_The data_
▼▼▼
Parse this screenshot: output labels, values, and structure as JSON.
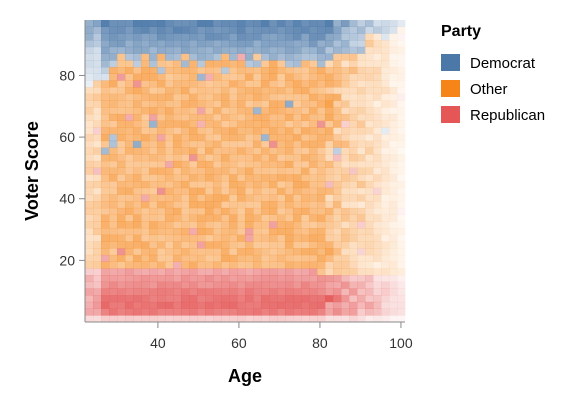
{
  "chart_data": {
    "type": "heatmap",
    "xlabel": "Age",
    "ylabel": "Voter Score",
    "xlim": [
      22,
      101
    ],
    "ylim": [
      0,
      98
    ],
    "x_ticks": [
      40,
      60,
      80,
      100
    ],
    "y_ticks": [
      20,
      40,
      60,
      80
    ],
    "grid": false,
    "legend_placement": "right",
    "legend": {
      "title": "Party",
      "entries": [
        {
          "name": "Democrat",
          "color": "#4c78a8"
        },
        {
          "name": "Other",
          "color": "#f58518"
        },
        {
          "name": "Republican",
          "color": "#e45756"
        }
      ]
    },
    "regions": [
      {
        "party": "Republican",
        "y_range": [
          0,
          18
        ],
        "note_peak_y": 6
      },
      {
        "party": "Other",
        "y_range": [
          18,
          84
        ]
      },
      {
        "party": "Democrat",
        "y_range": [
          84,
          98
        ]
      }
    ]
  }
}
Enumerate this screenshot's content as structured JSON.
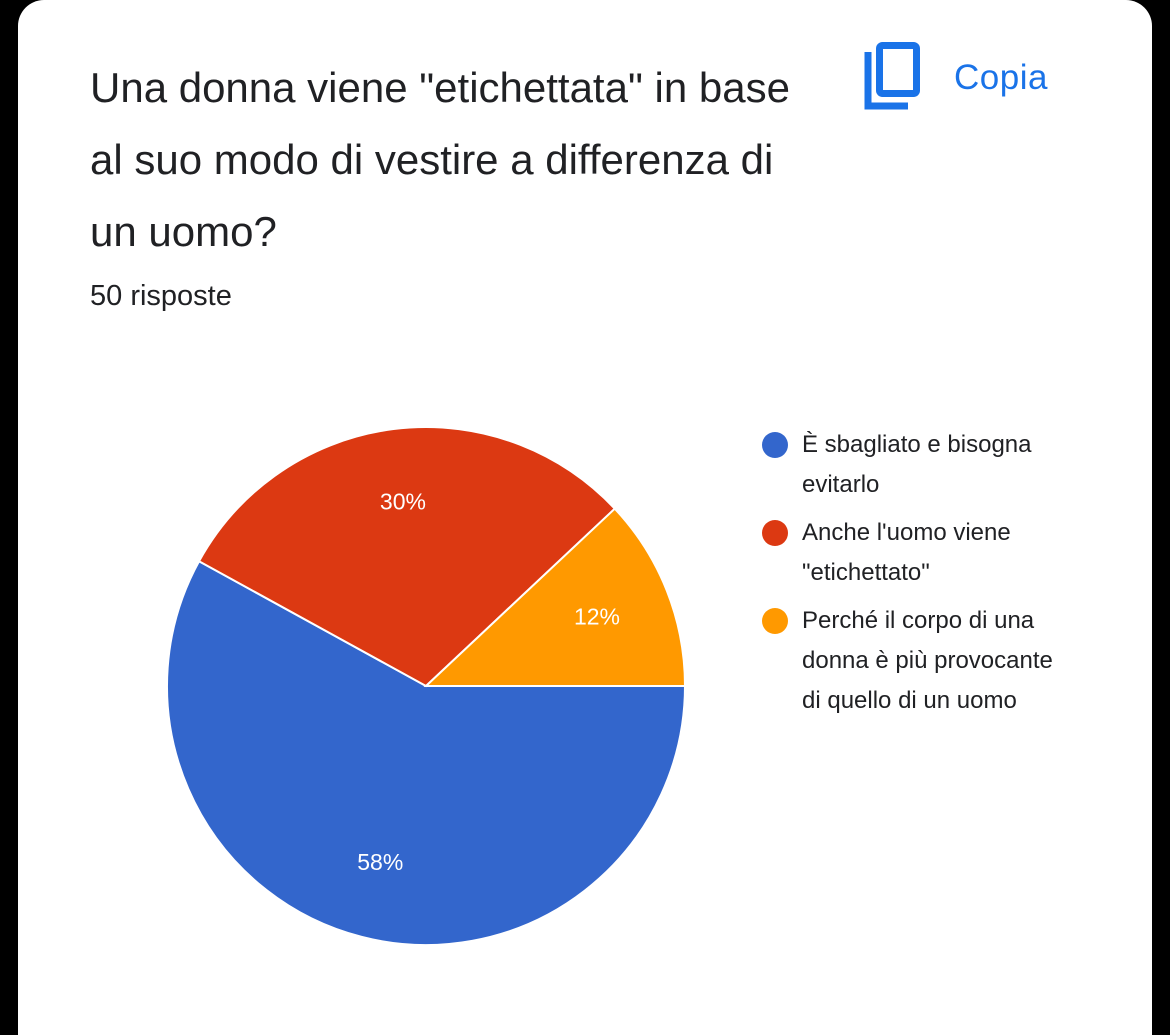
{
  "header": {
    "title": "Una donna viene \"etichettata\" in base al suo modo di vestire a differenza di un uomo?",
    "copy_label": "Copia",
    "copy_icon": "copy-icon",
    "response_count": "50 risposte"
  },
  "colors": {
    "accent": "#1a73e8",
    "blue": "#3366cc",
    "red": "#dc3912",
    "orange": "#ff9900"
  },
  "chart_data": {
    "type": "pie",
    "title": "",
    "slices": [
      {
        "name": "È sbagliato e bisogna evitarlo",
        "value": 58,
        "label": "58%",
        "color": "#3366cc"
      },
      {
        "name": "Anche l'uomo viene \"etichettato\"",
        "value": 30,
        "label": "30%",
        "color": "#dc3912"
      },
      {
        "name": "Perché il corpo di una donna è più provocante di quello di un uomo",
        "value": 12,
        "label": "12%",
        "color": "#ff9900"
      }
    ],
    "legend_position": "right"
  }
}
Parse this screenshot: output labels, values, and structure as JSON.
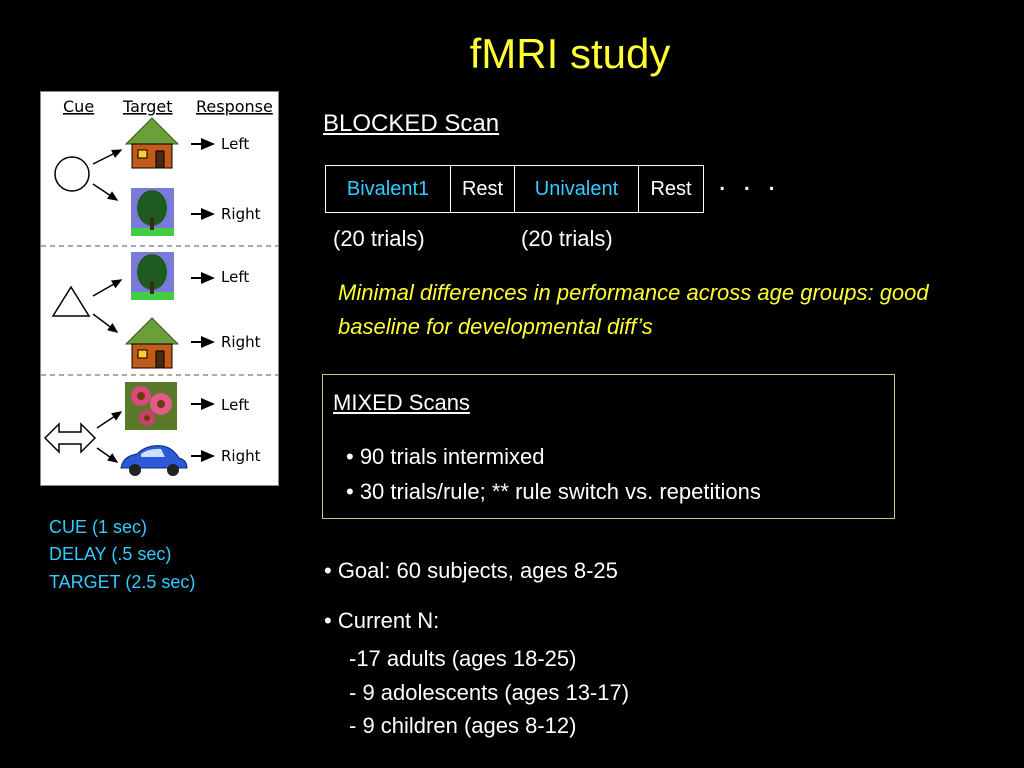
{
  "title": "fMRI study",
  "diagram": {
    "headers": [
      "Cue",
      "Target",
      "Response"
    ],
    "rows": [
      {
        "cue": "circle",
        "targets": [
          {
            "icon": "house-icon",
            "response": "Left"
          },
          {
            "icon": "tree-icon",
            "response": "Right"
          }
        ]
      },
      {
        "cue": "triangle",
        "targets": [
          {
            "icon": "tree-icon",
            "response": "Left"
          },
          {
            "icon": "house-icon",
            "response": "Right"
          }
        ]
      },
      {
        "cue": "double-arrow",
        "targets": [
          {
            "icon": "flower-icon",
            "response": "Left"
          },
          {
            "icon": "car-icon",
            "response": "Right"
          }
        ]
      }
    ]
  },
  "timing": [
    "CUE (1 sec)",
    "DELAY (.5 sec)",
    "TARGET (2.5 sec)"
  ],
  "blocked": {
    "title": "BLOCKED Scan",
    "cells": [
      "Bivalent1",
      "Rest",
      "Univalent",
      "Rest"
    ],
    "ellipsis": ". . .",
    "trials": [
      "(20 trials)",
      "(20 trials)"
    ],
    "note": "Minimal differences in performance across age groups: good baseline for developmental diff’s"
  },
  "mixed": {
    "title": "MIXED Scans",
    "bullets": [
      "• 90 trials intermixed",
      "• 30 trials/rule; ** rule switch vs. repetitions"
    ]
  },
  "goal": "• Goal: 60 subjects, ages 8-25",
  "current": {
    "label": "• Current N:",
    "lines": [
      "-17 adults (ages 18-25)",
      "- 9 adolescents (ages 13-17)",
      "- 9 children (ages 8-12)"
    ]
  },
  "colors": {
    "title": "#ffff33",
    "accent": "#33ccff",
    "note": "#ffff33"
  }
}
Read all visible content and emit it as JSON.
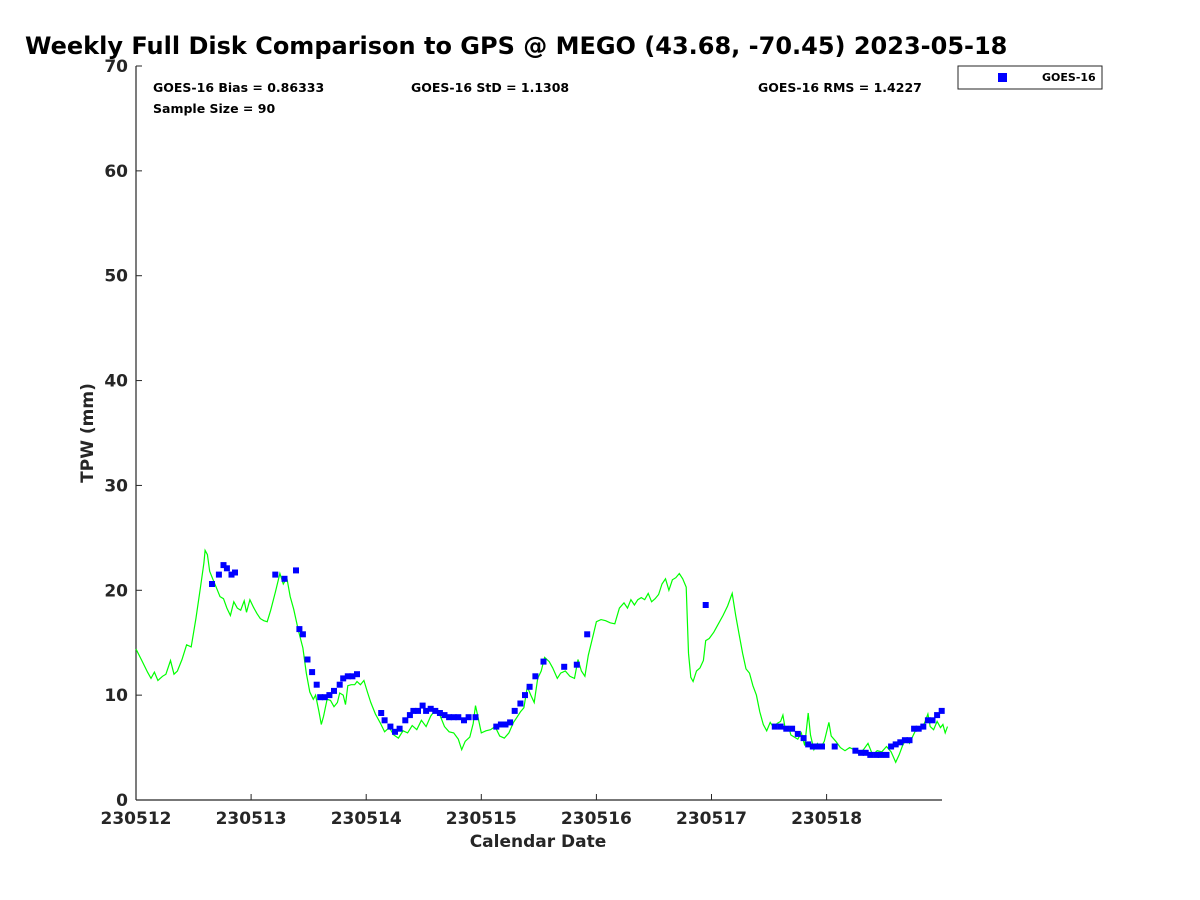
{
  "chart_data": {
    "type": "scatter",
    "title": "Weekly Full Disk Comparison to GPS @ MEGO (43.68, -70.45) 2023-05-18",
    "xlabel": "Calendar Date",
    "ylabel": "TPW (mm)",
    "xlim": [
      0,
      7
    ],
    "ylim": [
      0,
      70
    ],
    "x_ticks": [
      0,
      1,
      2,
      3,
      4,
      5,
      6
    ],
    "x_tick_labels": [
      "230512",
      "230513",
      "230514",
      "230515",
      "230516",
      "230517",
      "230518"
    ],
    "y_ticks": [
      0,
      10,
      20,
      30,
      40,
      50,
      60,
      70
    ],
    "y_tick_labels": [
      "0",
      "10",
      "20",
      "30",
      "40",
      "50",
      "60",
      "70"
    ],
    "grid": false,
    "legend_position": "outside-top-right",
    "stats": {
      "bias": "GOES-16 Bias = 0.86333",
      "std": "GOES-16 StD = 1.1308",
      "rms": "GOES-16 RMS = 1.4227",
      "sample_size": "Sample Size = 90"
    },
    "series": [
      {
        "name": "GOES-16",
        "kind": "points",
        "color": "#0000ff",
        "marker": "square",
        "points": [
          [
            0.66,
            20.6
          ],
          [
            0.72,
            21.5
          ],
          [
            0.76,
            22.4
          ],
          [
            0.79,
            22.1
          ],
          [
            0.83,
            21.5
          ],
          [
            0.86,
            21.7
          ],
          [
            1.21,
            21.5
          ],
          [
            1.29,
            21.1
          ],
          [
            1.39,
            21.9
          ],
          [
            1.42,
            16.3
          ],
          [
            1.45,
            15.8
          ],
          [
            1.49,
            13.4
          ],
          [
            1.53,
            12.2
          ],
          [
            1.57,
            11.0
          ],
          [
            1.6,
            9.8
          ],
          [
            1.64,
            9.8
          ],
          [
            1.68,
            10.0
          ],
          [
            1.72,
            10.4
          ],
          [
            1.77,
            11.0
          ],
          [
            1.8,
            11.6
          ],
          [
            1.84,
            11.8
          ],
          [
            1.88,
            11.8
          ],
          [
            1.92,
            12.0
          ],
          [
            2.13,
            8.3
          ],
          [
            2.16,
            7.6
          ],
          [
            2.21,
            7.0
          ],
          [
            2.25,
            6.5
          ],
          [
            2.29,
            6.8
          ],
          [
            2.34,
            7.6
          ],
          [
            2.38,
            8.1
          ],
          [
            2.41,
            8.5
          ],
          [
            2.45,
            8.5
          ],
          [
            2.49,
            9.0
          ],
          [
            2.52,
            8.5
          ],
          [
            2.56,
            8.7
          ],
          [
            2.6,
            8.5
          ],
          [
            2.64,
            8.3
          ],
          [
            2.68,
            8.1
          ],
          [
            2.72,
            7.9
          ],
          [
            2.76,
            7.9
          ],
          [
            2.8,
            7.9
          ],
          [
            2.85,
            7.6
          ],
          [
            2.89,
            7.9
          ],
          [
            2.95,
            7.9
          ],
          [
            3.13,
            7.0
          ],
          [
            3.17,
            7.2
          ],
          [
            3.21,
            7.2
          ],
          [
            3.25,
            7.4
          ],
          [
            3.29,
            8.5
          ],
          [
            3.34,
            9.2
          ],
          [
            3.38,
            10.0
          ],
          [
            3.42,
            10.8
          ],
          [
            3.47,
            11.8
          ],
          [
            3.54,
            13.2
          ],
          [
            3.72,
            12.7
          ],
          [
            3.83,
            12.9
          ],
          [
            3.92,
            15.8
          ],
          [
            4.95,
            18.6
          ],
          [
            5.55,
            7.0
          ],
          [
            5.6,
            7.0
          ],
          [
            5.65,
            6.8
          ],
          [
            5.7,
            6.8
          ],
          [
            5.75,
            6.3
          ],
          [
            5.8,
            5.9
          ],
          [
            5.84,
            5.3
          ],
          [
            5.88,
            5.1
          ],
          [
            5.92,
            5.1
          ],
          [
            5.96,
            5.1
          ],
          [
            6.07,
            5.1
          ],
          [
            6.25,
            4.7
          ],
          [
            6.3,
            4.5
          ],
          [
            6.34,
            4.5
          ],
          [
            6.38,
            4.3
          ],
          [
            6.43,
            4.3
          ],
          [
            6.47,
            4.3
          ],
          [
            6.52,
            4.3
          ],
          [
            6.56,
            5.1
          ],
          [
            6.6,
            5.3
          ],
          [
            6.64,
            5.5
          ],
          [
            6.68,
            5.7
          ],
          [
            6.72,
            5.7
          ],
          [
            6.76,
            6.8
          ],
          [
            6.8,
            6.8
          ],
          [
            6.84,
            7.0
          ],
          [
            6.88,
            7.6
          ],
          [
            6.92,
            7.6
          ],
          [
            6.96,
            8.1
          ],
          [
            7.0,
            8.5
          ]
        ]
      },
      {
        "name": "",
        "kind": "line",
        "color": "#00ff00",
        "points": [
          [
            0.0,
            14.4
          ],
          [
            0.05,
            13.3
          ],
          [
            0.1,
            12.2
          ],
          [
            0.13,
            11.6
          ],
          [
            0.16,
            12.2
          ],
          [
            0.19,
            11.4
          ],
          [
            0.23,
            11.8
          ],
          [
            0.26,
            12.0
          ],
          [
            0.3,
            13.3
          ],
          [
            0.33,
            12.0
          ],
          [
            0.36,
            12.3
          ],
          [
            0.4,
            13.4
          ],
          [
            0.44,
            14.8
          ],
          [
            0.48,
            14.6
          ],
          [
            0.52,
            17.3
          ],
          [
            0.56,
            20.3
          ],
          [
            0.59,
            22.6
          ],
          [
            0.6,
            23.8
          ],
          [
            0.62,
            23.4
          ],
          [
            0.64,
            21.8
          ],
          [
            0.67,
            21.0
          ],
          [
            0.7,
            20.2
          ],
          [
            0.73,
            19.4
          ],
          [
            0.76,
            19.2
          ],
          [
            0.79,
            18.3
          ],
          [
            0.82,
            17.6
          ],
          [
            0.85,
            18.9
          ],
          [
            0.88,
            18.3
          ],
          [
            0.91,
            18.1
          ],
          [
            0.94,
            19.0
          ],
          [
            0.96,
            17.9
          ],
          [
            0.99,
            19.1
          ],
          [
            1.02,
            18.4
          ],
          [
            1.05,
            17.8
          ],
          [
            1.08,
            17.3
          ],
          [
            1.11,
            17.1
          ],
          [
            1.14,
            17.0
          ],
          [
            1.17,
            18.1
          ],
          [
            1.21,
            19.8
          ],
          [
            1.25,
            21.6
          ],
          [
            1.28,
            20.6
          ],
          [
            1.31,
            21.2
          ],
          [
            1.34,
            19.4
          ],
          [
            1.37,
            18.2
          ],
          [
            1.41,
            16.2
          ],
          [
            1.45,
            14.5
          ],
          [
            1.48,
            12.1
          ],
          [
            1.51,
            10.3
          ],
          [
            1.54,
            9.6
          ],
          [
            1.56,
            10.0
          ],
          [
            1.59,
            8.4
          ],
          [
            1.61,
            7.2
          ],
          [
            1.63,
            8.0
          ],
          [
            1.66,
            9.6
          ],
          [
            1.69,
            9.5
          ],
          [
            1.72,
            8.9
          ],
          [
            1.75,
            9.3
          ],
          [
            1.77,
            10.2
          ],
          [
            1.8,
            10.0
          ],
          [
            1.82,
            9.1
          ],
          [
            1.84,
            10.9
          ],
          [
            1.87,
            11.0
          ],
          [
            1.9,
            11.0
          ],
          [
            1.92,
            11.3
          ],
          [
            1.95,
            11.0
          ],
          [
            1.98,
            11.4
          ],
          [
            2.01,
            10.3
          ],
          [
            2.04,
            9.3
          ],
          [
            2.08,
            8.2
          ],
          [
            2.12,
            7.4
          ],
          [
            2.16,
            6.5
          ],
          [
            2.2,
            6.9
          ],
          [
            2.24,
            6.2
          ],
          [
            2.28,
            5.9
          ],
          [
            2.32,
            6.6
          ],
          [
            2.36,
            6.4
          ],
          [
            2.4,
            7.1
          ],
          [
            2.44,
            6.7
          ],
          [
            2.48,
            7.6
          ],
          [
            2.52,
            7.0
          ],
          [
            2.56,
            8.0
          ],
          [
            2.6,
            8.6
          ],
          [
            2.64,
            8.1
          ],
          [
            2.68,
            7.0
          ],
          [
            2.72,
            6.5
          ],
          [
            2.76,
            6.4
          ],
          [
            2.8,
            5.8
          ],
          [
            2.83,
            4.8
          ],
          [
            2.86,
            5.6
          ],
          [
            2.9,
            6.0
          ],
          [
            2.93,
            7.3
          ],
          [
            2.95,
            9.0
          ],
          [
            2.97,
            8.0
          ],
          [
            3.0,
            6.4
          ],
          [
            3.04,
            6.6
          ],
          [
            3.08,
            6.7
          ],
          [
            3.12,
            7.0
          ],
          [
            3.16,
            6.1
          ],
          [
            3.2,
            5.9
          ],
          [
            3.24,
            6.4
          ],
          [
            3.28,
            7.4
          ],
          [
            3.31,
            7.9
          ],
          [
            3.34,
            8.4
          ],
          [
            3.37,
            8.8
          ],
          [
            3.4,
            10.8
          ],
          [
            3.43,
            10.0
          ],
          [
            3.46,
            9.3
          ],
          [
            3.49,
            11.6
          ],
          [
            3.52,
            12.3
          ],
          [
            3.55,
            13.6
          ],
          [
            3.59,
            13.2
          ],
          [
            3.62,
            12.6
          ],
          [
            3.66,
            11.6
          ],
          [
            3.69,
            12.1
          ],
          [
            3.73,
            12.3
          ],
          [
            3.77,
            11.8
          ],
          [
            3.81,
            11.6
          ],
          [
            3.84,
            13.4
          ],
          [
            3.87,
            12.3
          ],
          [
            3.9,
            11.8
          ],
          [
            3.93,
            13.8
          ],
          [
            3.97,
            15.6
          ],
          [
            4.0,
            17.0
          ],
          [
            4.04,
            17.2
          ],
          [
            4.08,
            17.1
          ],
          [
            4.12,
            16.9
          ],
          [
            4.16,
            16.8
          ],
          [
            4.2,
            18.3
          ],
          [
            4.24,
            18.8
          ],
          [
            4.27,
            18.3
          ],
          [
            4.3,
            19.1
          ],
          [
            4.33,
            18.6
          ],
          [
            4.36,
            19.1
          ],
          [
            4.39,
            19.3
          ],
          [
            4.42,
            19.1
          ],
          [
            4.45,
            19.7
          ],
          [
            4.48,
            18.9
          ],
          [
            4.51,
            19.2
          ],
          [
            4.54,
            19.6
          ],
          [
            4.57,
            20.6
          ],
          [
            4.6,
            21.1
          ],
          [
            4.63,
            20.0
          ],
          [
            4.66,
            21.0
          ],
          [
            4.69,
            21.2
          ],
          [
            4.72,
            21.6
          ],
          [
            4.75,
            21.1
          ],
          [
            4.78,
            20.3
          ],
          [
            4.8,
            14.0
          ],
          [
            4.82,
            11.7
          ],
          [
            4.84,
            11.3
          ],
          [
            4.87,
            12.3
          ],
          [
            4.9,
            12.6
          ],
          [
            4.93,
            13.3
          ],
          [
            4.95,
            15.2
          ],
          [
            4.98,
            15.4
          ],
          [
            5.02,
            16.0
          ],
          [
            5.06,
            16.8
          ],
          [
            5.1,
            17.6
          ],
          [
            5.14,
            18.5
          ],
          [
            5.18,
            19.7
          ],
          [
            5.21,
            17.6
          ],
          [
            5.24,
            15.8
          ],
          [
            5.27,
            14.0
          ],
          [
            5.3,
            12.5
          ],
          [
            5.33,
            12.1
          ],
          [
            5.36,
            10.9
          ],
          [
            5.39,
            10.0
          ],
          [
            5.42,
            8.4
          ],
          [
            5.45,
            7.2
          ],
          [
            5.48,
            6.6
          ],
          [
            5.51,
            7.4
          ],
          [
            5.54,
            6.9
          ],
          [
            5.57,
            7.3
          ],
          [
            5.6,
            7.5
          ],
          [
            5.62,
            8.1
          ],
          [
            5.64,
            6.8
          ],
          [
            5.67,
            7.0
          ],
          [
            5.69,
            6.2
          ],
          [
            5.72,
            6.0
          ],
          [
            5.75,
            5.8
          ],
          [
            5.78,
            6.4
          ],
          [
            5.81,
            5.2
          ],
          [
            5.84,
            8.3
          ],
          [
            5.86,
            6.2
          ],
          [
            5.89,
            4.8
          ],
          [
            5.92,
            5.4
          ],
          [
            5.95,
            5.0
          ],
          [
            5.98,
            5.6
          ],
          [
            6.02,
            7.4
          ],
          [
            6.04,
            6.1
          ],
          [
            6.08,
            5.6
          ],
          [
            6.12,
            5.0
          ],
          [
            6.16,
            4.7
          ],
          [
            6.2,
            5.0
          ],
          [
            6.24,
            4.8
          ],
          [
            6.28,
            4.4
          ],
          [
            6.32,
            4.8
          ],
          [
            6.36,
            5.4
          ],
          [
            6.4,
            4.3
          ],
          [
            6.44,
            4.7
          ],
          [
            6.48,
            4.6
          ],
          [
            6.52,
            5.1
          ],
          [
            6.56,
            4.6
          ],
          [
            6.6,
            3.6
          ],
          [
            6.63,
            4.3
          ],
          [
            6.66,
            5.2
          ],
          [
            6.69,
            5.8
          ],
          [
            6.72,
            5.4
          ],
          [
            6.75,
            6.1
          ],
          [
            6.78,
            6.8
          ],
          [
            6.82,
            7.0
          ],
          [
            6.85,
            7.3
          ],
          [
            6.88,
            8.2
          ],
          [
            6.9,
            7.0
          ],
          [
            6.93,
            6.7
          ],
          [
            6.96,
            7.5
          ],
          [
            6.99,
            6.9
          ],
          [
            7.01,
            7.2
          ],
          [
            7.03,
            6.4
          ],
          [
            7.05,
            7.0
          ]
        ]
      }
    ]
  }
}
▲▲▲
_Written problem_
Pick out and copy the lines of the material that include the word "trials".

_Answer for the task_
    "trials": [
      "(20 trials)",
      "(20 trials)"
      "• 90 trials intermixed",
      "• 30 trials/rule; ** rule switch vs. repetitions"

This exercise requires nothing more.